**WHAT TO PRODUCE**
What follows is a set of records, each of which is to be written out exactly.

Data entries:
** begin **

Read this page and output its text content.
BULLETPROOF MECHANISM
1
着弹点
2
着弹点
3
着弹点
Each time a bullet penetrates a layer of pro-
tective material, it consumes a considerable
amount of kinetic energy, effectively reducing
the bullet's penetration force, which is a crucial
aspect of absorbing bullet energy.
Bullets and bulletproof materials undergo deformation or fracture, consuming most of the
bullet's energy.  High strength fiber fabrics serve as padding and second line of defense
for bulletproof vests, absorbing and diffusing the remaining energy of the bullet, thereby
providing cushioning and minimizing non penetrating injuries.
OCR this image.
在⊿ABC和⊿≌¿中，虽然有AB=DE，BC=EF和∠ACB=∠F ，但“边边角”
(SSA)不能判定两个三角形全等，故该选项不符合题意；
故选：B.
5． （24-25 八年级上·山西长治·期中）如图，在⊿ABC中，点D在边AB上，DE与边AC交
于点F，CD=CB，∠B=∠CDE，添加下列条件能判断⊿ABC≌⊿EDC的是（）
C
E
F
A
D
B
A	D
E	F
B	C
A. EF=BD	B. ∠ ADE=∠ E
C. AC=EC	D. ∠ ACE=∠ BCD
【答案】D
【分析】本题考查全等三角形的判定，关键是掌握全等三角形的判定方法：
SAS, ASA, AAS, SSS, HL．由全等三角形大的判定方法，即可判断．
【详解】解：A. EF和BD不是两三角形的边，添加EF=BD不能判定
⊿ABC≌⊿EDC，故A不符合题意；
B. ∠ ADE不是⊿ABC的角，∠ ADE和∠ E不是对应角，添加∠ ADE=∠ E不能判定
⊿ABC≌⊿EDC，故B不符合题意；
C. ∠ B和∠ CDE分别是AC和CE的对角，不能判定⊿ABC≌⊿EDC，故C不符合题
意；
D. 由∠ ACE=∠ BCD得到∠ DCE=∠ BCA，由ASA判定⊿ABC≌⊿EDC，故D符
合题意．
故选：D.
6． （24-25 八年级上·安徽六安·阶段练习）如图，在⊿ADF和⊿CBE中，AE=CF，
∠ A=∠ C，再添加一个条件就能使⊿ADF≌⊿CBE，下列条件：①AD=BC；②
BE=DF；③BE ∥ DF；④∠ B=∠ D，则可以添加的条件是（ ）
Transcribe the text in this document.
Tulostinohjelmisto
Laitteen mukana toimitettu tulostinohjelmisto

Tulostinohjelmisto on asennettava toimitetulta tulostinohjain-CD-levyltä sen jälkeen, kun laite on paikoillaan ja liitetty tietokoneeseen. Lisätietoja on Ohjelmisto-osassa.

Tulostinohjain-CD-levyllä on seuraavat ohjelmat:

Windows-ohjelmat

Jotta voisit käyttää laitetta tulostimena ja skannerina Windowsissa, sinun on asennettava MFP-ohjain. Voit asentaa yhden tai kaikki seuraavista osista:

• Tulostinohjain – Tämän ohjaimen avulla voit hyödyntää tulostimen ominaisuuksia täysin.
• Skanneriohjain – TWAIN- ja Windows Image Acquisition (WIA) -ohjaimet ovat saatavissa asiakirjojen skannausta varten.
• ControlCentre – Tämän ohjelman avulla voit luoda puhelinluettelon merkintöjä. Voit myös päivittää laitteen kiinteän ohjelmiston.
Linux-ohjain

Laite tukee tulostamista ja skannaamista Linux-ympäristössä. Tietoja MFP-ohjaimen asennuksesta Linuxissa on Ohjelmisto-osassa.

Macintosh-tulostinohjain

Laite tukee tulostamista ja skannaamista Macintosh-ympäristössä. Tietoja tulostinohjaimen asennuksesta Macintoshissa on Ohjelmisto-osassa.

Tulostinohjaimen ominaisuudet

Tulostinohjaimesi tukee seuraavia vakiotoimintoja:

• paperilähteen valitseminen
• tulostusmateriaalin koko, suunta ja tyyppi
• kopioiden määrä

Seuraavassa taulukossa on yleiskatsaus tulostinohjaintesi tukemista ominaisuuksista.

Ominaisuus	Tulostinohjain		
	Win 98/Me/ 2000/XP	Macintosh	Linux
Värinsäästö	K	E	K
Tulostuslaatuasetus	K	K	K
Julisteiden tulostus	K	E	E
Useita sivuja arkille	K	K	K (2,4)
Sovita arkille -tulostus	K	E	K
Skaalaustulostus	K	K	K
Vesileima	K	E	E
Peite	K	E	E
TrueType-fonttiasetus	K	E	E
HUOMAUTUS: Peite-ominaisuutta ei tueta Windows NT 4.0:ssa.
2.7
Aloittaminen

** end **

**THE RESULT**
Read this page and output its text content.
BULLETPROOF MECHANISM
1
着弹点
2
着弹点
3
着弹点
Each time a bullet penetrates a layer of pro-
tective material, it consumes a considerable
amount of kinetic energy, effectively reducing
the bullet's penetration force, which is a crucial
aspect of absorbing bullet energy.
Bullets and bulletproof materials undergo deformation or fracture, consuming most of the
bullet's energy.  High strength fiber fabrics serve as padding and second line of defense
for bulletproof vests, absorbing and diffusing the remaining energy of the bullet, thereby
providing cushioning and minimizing non penetrating injuries.
OCR this image.
在⊿ABC和⊿≌¿中，虽然有AB=DE，BC=EF和∠ACB=∠F ，但“边边角”
(SSA)不能判定两个三角形全等，故该选项不符合题意；
故选：B.
5． （24-25 八年级上·山西长治·期中）如图，在⊿ABC中，点D在边AB上，DE与边AC交
于点F，CD=CB，∠B=∠CDE，添加下列条件能判断⊿ABC≌⊿EDC的是（）
C
E
F
A
D
B
A	D
E	F
B	C
A. EF=BD	B. ∠ ADE=∠ E
C. AC=EC	D. ∠ ACE=∠ BCD
【答案】D
【分析】本题考查全等三角形的判定，关键是掌握全等三角形的判定方法：
SAS, ASA, AAS, SSS, HL．由全等三角形大的判定方法，即可判断．
【详解】解：A. EF和BD不是两三角形的边，添加EF=BD不能判定
⊿ABC≌⊿EDC，故A不符合题意；
B. ∠ ADE不是⊿ABC的角，∠ ADE和∠ E不是对应角，添加∠ ADE=∠ E不能判定
⊿ABC≌⊿EDC，故B不符合题意；
C. ∠ B和∠ CDE分别是AC和CE的对角，不能判定⊿ABC≌⊿EDC，故C不符合题
意；
D. 由∠ ACE=∠ BCD得到∠ DCE=∠ BCA，由ASA判定⊿ABC≌⊿EDC，故D符
合题意．
故选：D.
6． （24-25 八年级上·安徽六安·阶段练习）如图，在⊿ADF和⊿CBE中，AE=CF，
∠ A=∠ C，再添加一个条件就能使⊿ADF≌⊿CBE，下列条件：①AD=BC；②
BE=DF；③BE ∥ DF；④∠ B=∠ D，则可以添加的条件是（ ）
Transcribe the text in this document.
Tulostinohjelmisto
Laitteen mukana toimitettu tulostinohjelmisto

Tulostinohjelmisto on asennettava toimitetulta tulostinohjain-CD-levyltä sen jälkeen, kun laite on paikoillaan ja liitetty tietokoneeseen. Lisätietoja on Ohjelmisto-osassa.

Tulostinohjain-CD-levyllä on seuraavat ohjelmat:

Windows-ohjelmat

Jotta voisit käyttää laitetta tulostimena ja skannerina Windowsissa, sinun on asennettava MFP-ohjain. Voit asentaa yhden tai kaikki seuraavista osista:

• Tulostinohjain – Tämän ohjaimen avulla voit hyödyntää tulostimen ominaisuuksia täysin.
• Skanneriohjain – TWAIN- ja Windows Image Acquisition (WIA) -ohjaimet ovat saatavissa asiakirjojen skannausta varten.
• ControlCentre – Tämän ohjelman avulla voit luoda puhelinluettelon merkintöjä. Voit myös päivittää laitteen kiinteän ohjelmiston.
Linux-ohjain

Laite tukee tulostamista ja skannaamista Linux-ympäristössä. Tietoja MFP-ohjaimen asennuksesta Linuxissa on Ohjelmisto-osassa.

Macintosh-tulostinohjain

Laite tukee tulostamista ja skannaamista Macintosh-ympäristössä. Tietoja tulostinohjaimen asennuksesta Macintoshissa on Ohjelmisto-osassa.

Tulostinohjaimen ominaisuudet

Tulostinohjaimesi tukee seuraavia vakiotoimintoja:

• paperilähteen valitseminen
• tulostusmateriaalin koko, suunta ja tyyppi
• kopioiden määrä

Seuraavassa taulukossa on yleiskatsaus tulostinohjaintesi tukemista ominaisuuksista.

Ominaisuus	Tulostinohjain		
	Win 98/Me/ 2000/XP	Macintosh	Linux
Värinsäästö	K	E	K
Tulostuslaatuasetus	K	K	K
Julisteiden tulostus	K	E	E
Useita sivuja arkille	K	K	K (2,4)
Sovita arkille -tulostus	K	E	K
Skaalaustulostus	K	K	K
Vesileima	K	E	E
Peite	K	E	E
TrueType-fonttiasetus	K	E	E
HUOMAUTUS: Peite-ominaisuutta ei tueta Windows NT 4.0:ssa.
2.7
Aloittaminen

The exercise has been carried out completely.